** START OF RECORD EXTRACTS **

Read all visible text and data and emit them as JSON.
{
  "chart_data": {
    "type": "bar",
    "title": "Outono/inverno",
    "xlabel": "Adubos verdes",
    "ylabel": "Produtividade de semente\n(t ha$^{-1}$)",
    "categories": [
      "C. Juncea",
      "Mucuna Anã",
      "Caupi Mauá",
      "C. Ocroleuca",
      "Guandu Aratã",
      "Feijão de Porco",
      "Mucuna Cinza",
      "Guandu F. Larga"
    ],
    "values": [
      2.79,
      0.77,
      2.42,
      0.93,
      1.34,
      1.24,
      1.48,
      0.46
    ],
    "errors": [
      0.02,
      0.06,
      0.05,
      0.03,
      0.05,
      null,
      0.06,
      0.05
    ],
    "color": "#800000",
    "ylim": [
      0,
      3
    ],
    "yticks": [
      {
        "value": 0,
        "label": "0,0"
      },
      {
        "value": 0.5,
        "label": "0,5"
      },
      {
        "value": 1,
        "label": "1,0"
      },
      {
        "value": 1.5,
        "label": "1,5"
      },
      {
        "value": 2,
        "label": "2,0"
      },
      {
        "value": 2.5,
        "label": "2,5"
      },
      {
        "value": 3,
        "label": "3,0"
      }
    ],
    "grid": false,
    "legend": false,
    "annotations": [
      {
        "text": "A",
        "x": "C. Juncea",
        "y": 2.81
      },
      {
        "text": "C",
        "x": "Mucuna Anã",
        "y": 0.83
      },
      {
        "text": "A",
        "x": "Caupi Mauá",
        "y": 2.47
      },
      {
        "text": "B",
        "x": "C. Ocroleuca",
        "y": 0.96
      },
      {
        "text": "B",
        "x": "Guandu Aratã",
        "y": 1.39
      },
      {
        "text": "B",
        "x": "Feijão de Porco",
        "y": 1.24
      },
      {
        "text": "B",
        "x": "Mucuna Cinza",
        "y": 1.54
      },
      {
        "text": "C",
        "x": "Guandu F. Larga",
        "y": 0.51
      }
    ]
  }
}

** END OF RECORD EXTRACTS **

→ TASK BRIEF
Repeat the data precisely, line by line.

→ THE ANSWER
Read all visible text and data and emit them as JSON.
{
  "chart_data": {
    "type": "bar",
    "title": "Outono/inverno",
    "xlabel": "Adubos verdes",
    "ylabel": "Produtividade de semente\n(t ha$^{-1}$)",
    "categories": [
      "C. Juncea",
      "Mucuna Anã",
      "Caupi Mauá",
      "C. Ocroleuca",
      "Guandu Aratã",
      "Feijão de Porco",
      "Mucuna Cinza",
      "Guandu F. Larga"
    ],
    "values": [
      2.79,
      0.77,
      2.42,
      0.93,
      1.34,
      1.24,
      1.48,
      0.46
    ],
    "errors": [
      0.02,
      0.06,
      0.05,
      0.03,
      0.05,
      null,
      0.06,
      0.05
    ],
    "color": "#800000",
    "ylim": [
      0,
      3
    ],
    "yticks": [
      {
        "value": 0,
        "label": "0,0"
      },
      {
        "value": 0.5,
        "label": "0,5"
      },
      {
        "value": 1,
        "label": "1,0"
      },
      {
        "value": 1.5,
        "label": "1,5"
      },
      {
        "value": 2,
        "label": "2,0"
      },
      {
        "value": 2.5,
        "label": "2,5"
      },
      {
        "value": 3,
        "label": "3,0"
      }
    ],
    "grid": false,
    "legend": false,
    "annotations": [
      {
        "text": "A",
        "x": "C. Juncea",
        "y": 2.81
      },
      {
        "text": "C",
        "x": "Mucuna Anã",
        "y": 0.83
      },
      {
        "text": "A",
        "x": "Caupi Mauá",
        "y": 2.47
      },
      {
        "text": "B",
        "x": "C. Ocroleuca",
        "y": 0.96
      },
      {
        "text": "B",
        "x": "Guandu Aratã",
        "y": 1.39
      },
      {
        "text": "B",
        "x": "Feijão de Porco",
        "y": 1.24
      },
      {
        "text": "B",
        "x": "Mucuna Cinza",
        "y": 1.54
      },
      {
        "text": "C",
        "x": "Guandu F. Larga",
        "y": 0.51
      }
    ]
  }
}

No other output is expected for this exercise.